*PROBLEM DESCRIPTION*. Beneath this sentence is a set of records; write each of them out exactly.

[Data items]

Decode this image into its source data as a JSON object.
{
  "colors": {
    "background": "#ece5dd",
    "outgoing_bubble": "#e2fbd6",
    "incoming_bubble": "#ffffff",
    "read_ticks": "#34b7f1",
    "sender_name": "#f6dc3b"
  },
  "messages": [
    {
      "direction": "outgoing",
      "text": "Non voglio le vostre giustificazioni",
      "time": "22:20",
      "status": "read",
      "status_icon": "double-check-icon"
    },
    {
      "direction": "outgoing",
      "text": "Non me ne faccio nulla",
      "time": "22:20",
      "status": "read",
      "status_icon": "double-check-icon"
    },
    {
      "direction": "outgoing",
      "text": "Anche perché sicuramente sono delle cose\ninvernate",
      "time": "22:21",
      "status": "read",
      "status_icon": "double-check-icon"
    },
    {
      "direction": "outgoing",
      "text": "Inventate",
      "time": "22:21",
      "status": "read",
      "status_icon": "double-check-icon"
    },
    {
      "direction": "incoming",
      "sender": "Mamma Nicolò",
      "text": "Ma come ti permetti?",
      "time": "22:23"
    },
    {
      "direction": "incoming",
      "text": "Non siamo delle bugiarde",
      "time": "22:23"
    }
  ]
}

*RESPONSE*.
Decode this image into its source data as a JSON object.
{
  "colors": {
    "background": "#ece5dd",
    "outgoing_bubble": "#e2fbd6",
    "incoming_bubble": "#ffffff",
    "read_ticks": "#34b7f1",
    "sender_name": "#f6dc3b"
  },
  "messages": [
    {
      "direction": "outgoing",
      "text": "Non voglio le vostre giustificazioni",
      "time": "22:20",
      "status": "read",
      "status_icon": "double-check-icon"
    },
    {
      "direction": "outgoing",
      "text": "Non me ne faccio nulla",
      "time": "22:20",
      "status": "read",
      "status_icon": "double-check-icon"
    },
    {
      "direction": "outgoing",
      "text": "Anche perché sicuramente sono delle cose\ninvernate",
      "time": "22:21",
      "status": "read",
      "status_icon": "double-check-icon"
    },
    {
      "direction": "outgoing",
      "text": "Inventate",
      "time": "22:21",
      "status": "read",
      "status_icon": "double-check-icon"
    },
    {
      "direction": "incoming",
      "sender": "Mamma Nicolò",
      "text": "Ma come ti permetti?",
      "time": "22:23"
    },
    {
      "direction": "incoming",
      "text": "Non siamo delle bugiarde",
      "time": "22:23"
    }
  ]
}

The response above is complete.